Stored dataset items:
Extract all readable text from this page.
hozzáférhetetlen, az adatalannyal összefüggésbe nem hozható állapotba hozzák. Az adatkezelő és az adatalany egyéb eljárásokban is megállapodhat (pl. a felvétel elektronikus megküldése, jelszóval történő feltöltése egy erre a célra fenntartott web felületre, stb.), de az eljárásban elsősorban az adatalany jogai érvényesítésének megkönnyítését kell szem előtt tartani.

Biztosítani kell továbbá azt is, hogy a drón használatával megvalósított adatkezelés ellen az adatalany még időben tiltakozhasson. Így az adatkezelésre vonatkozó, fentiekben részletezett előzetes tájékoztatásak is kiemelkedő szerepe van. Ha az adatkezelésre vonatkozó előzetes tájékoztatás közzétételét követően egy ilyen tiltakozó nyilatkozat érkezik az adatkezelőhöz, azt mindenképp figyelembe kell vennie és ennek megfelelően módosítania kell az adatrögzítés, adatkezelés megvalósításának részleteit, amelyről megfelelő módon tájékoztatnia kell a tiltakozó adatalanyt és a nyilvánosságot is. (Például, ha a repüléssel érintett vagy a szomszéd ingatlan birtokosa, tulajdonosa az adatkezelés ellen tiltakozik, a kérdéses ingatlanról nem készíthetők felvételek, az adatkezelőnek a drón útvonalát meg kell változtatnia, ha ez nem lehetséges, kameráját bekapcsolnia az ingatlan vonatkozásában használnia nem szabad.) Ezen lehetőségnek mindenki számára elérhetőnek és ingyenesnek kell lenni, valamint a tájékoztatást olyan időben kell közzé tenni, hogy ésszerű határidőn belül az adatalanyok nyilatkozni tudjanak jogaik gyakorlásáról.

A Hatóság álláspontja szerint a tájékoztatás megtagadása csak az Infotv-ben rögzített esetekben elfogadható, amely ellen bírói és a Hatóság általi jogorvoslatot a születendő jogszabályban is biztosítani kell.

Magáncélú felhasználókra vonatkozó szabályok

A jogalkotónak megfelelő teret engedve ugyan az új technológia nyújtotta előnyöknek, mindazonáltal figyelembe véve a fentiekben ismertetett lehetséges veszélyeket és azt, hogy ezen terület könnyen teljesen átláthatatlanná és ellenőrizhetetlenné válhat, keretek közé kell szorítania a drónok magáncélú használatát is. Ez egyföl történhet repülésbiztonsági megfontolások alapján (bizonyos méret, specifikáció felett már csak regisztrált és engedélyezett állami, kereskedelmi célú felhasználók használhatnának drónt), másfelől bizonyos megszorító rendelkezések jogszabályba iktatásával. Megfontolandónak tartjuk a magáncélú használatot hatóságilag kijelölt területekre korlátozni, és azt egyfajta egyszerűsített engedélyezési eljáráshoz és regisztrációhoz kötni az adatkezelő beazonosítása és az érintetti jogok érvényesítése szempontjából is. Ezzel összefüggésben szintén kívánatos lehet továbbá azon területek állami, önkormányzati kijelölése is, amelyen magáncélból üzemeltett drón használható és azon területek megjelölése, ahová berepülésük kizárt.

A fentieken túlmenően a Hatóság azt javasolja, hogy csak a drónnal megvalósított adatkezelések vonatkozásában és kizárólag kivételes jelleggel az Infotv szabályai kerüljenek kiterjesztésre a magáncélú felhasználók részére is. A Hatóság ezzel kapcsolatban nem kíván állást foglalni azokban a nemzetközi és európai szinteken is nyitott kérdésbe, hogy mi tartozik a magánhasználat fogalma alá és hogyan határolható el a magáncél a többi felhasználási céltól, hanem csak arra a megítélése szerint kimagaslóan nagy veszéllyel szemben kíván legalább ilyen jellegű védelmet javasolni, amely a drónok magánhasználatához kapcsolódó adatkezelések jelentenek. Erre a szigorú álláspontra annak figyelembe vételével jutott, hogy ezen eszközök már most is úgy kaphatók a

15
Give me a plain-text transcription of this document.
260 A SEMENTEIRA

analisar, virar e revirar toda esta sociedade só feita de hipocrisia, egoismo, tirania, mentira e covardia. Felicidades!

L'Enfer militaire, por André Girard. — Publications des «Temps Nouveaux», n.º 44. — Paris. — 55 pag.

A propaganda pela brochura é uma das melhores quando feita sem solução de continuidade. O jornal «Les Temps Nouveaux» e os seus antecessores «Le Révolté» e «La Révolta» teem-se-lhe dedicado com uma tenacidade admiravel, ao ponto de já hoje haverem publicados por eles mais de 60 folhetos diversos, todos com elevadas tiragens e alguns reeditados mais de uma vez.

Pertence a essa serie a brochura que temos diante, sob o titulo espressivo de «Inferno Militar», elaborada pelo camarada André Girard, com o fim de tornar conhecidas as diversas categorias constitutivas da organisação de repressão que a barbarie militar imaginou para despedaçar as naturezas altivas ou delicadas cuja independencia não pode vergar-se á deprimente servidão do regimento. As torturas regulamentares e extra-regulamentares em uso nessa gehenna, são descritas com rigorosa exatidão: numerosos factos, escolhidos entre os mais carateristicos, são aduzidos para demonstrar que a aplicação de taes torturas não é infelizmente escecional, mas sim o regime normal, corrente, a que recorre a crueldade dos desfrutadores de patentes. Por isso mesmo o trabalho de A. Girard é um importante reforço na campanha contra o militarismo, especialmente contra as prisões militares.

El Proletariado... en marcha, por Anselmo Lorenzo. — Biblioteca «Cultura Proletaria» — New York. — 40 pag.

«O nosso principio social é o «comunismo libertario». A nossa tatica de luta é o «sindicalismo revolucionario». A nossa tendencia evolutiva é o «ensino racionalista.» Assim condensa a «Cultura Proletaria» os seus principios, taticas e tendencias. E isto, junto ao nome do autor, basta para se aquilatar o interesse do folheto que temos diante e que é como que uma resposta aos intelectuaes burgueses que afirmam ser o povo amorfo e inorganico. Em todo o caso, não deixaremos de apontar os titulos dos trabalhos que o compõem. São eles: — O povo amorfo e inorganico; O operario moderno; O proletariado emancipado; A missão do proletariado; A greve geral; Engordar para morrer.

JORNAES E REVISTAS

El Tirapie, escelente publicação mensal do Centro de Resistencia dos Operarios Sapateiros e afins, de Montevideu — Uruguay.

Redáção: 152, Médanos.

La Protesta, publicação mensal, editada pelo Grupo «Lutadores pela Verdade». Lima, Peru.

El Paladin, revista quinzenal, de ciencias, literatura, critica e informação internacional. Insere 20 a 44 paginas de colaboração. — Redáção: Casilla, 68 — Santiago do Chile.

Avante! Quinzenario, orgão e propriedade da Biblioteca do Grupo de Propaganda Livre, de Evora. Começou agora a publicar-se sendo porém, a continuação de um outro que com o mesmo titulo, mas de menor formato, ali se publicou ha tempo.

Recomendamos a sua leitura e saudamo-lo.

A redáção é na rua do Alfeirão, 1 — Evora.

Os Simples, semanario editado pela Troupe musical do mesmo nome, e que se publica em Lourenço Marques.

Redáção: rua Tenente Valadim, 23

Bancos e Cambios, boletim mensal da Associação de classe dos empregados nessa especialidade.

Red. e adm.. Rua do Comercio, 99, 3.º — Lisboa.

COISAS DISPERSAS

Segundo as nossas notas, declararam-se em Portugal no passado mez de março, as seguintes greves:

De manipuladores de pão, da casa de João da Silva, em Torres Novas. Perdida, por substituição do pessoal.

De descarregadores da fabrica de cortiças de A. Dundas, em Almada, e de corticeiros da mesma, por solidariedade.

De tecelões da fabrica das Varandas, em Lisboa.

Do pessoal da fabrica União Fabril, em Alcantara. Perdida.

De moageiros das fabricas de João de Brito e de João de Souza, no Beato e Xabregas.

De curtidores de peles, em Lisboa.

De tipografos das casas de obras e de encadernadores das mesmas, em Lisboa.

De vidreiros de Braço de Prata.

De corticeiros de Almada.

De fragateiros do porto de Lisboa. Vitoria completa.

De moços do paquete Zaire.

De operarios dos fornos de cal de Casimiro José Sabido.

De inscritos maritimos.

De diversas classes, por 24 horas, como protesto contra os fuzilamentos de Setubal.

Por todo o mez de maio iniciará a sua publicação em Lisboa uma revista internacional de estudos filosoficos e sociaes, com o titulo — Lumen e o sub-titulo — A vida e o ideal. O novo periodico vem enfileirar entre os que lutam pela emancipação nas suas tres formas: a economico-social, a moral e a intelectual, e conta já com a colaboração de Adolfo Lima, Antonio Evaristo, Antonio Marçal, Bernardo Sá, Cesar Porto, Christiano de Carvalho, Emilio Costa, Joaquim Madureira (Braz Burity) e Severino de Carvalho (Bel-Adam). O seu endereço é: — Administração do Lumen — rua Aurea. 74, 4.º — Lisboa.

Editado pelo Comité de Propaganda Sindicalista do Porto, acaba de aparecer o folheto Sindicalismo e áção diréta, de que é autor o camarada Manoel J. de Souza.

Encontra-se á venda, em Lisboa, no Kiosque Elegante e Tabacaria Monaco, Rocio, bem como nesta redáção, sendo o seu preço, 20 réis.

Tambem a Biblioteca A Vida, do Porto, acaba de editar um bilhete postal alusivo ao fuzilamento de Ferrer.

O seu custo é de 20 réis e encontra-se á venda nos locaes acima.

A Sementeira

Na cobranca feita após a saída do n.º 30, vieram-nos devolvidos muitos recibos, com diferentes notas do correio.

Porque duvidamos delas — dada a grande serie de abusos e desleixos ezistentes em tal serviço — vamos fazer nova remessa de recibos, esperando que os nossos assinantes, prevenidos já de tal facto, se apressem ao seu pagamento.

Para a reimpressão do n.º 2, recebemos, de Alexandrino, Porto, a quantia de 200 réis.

**WHAT NEEDS TO BE DONE**. Pick out each line in the material containing "venda".

**THE OUTPUT**.
Encontra-se á venda, em Lisboa, no Kiosque Elegante e Tabacaria Monaco, Rocio, bem como nesta redáção, sendo o seu preço, 20 réis.
O seu custo é de 20 réis e encontra-se á venda nos locaes acima.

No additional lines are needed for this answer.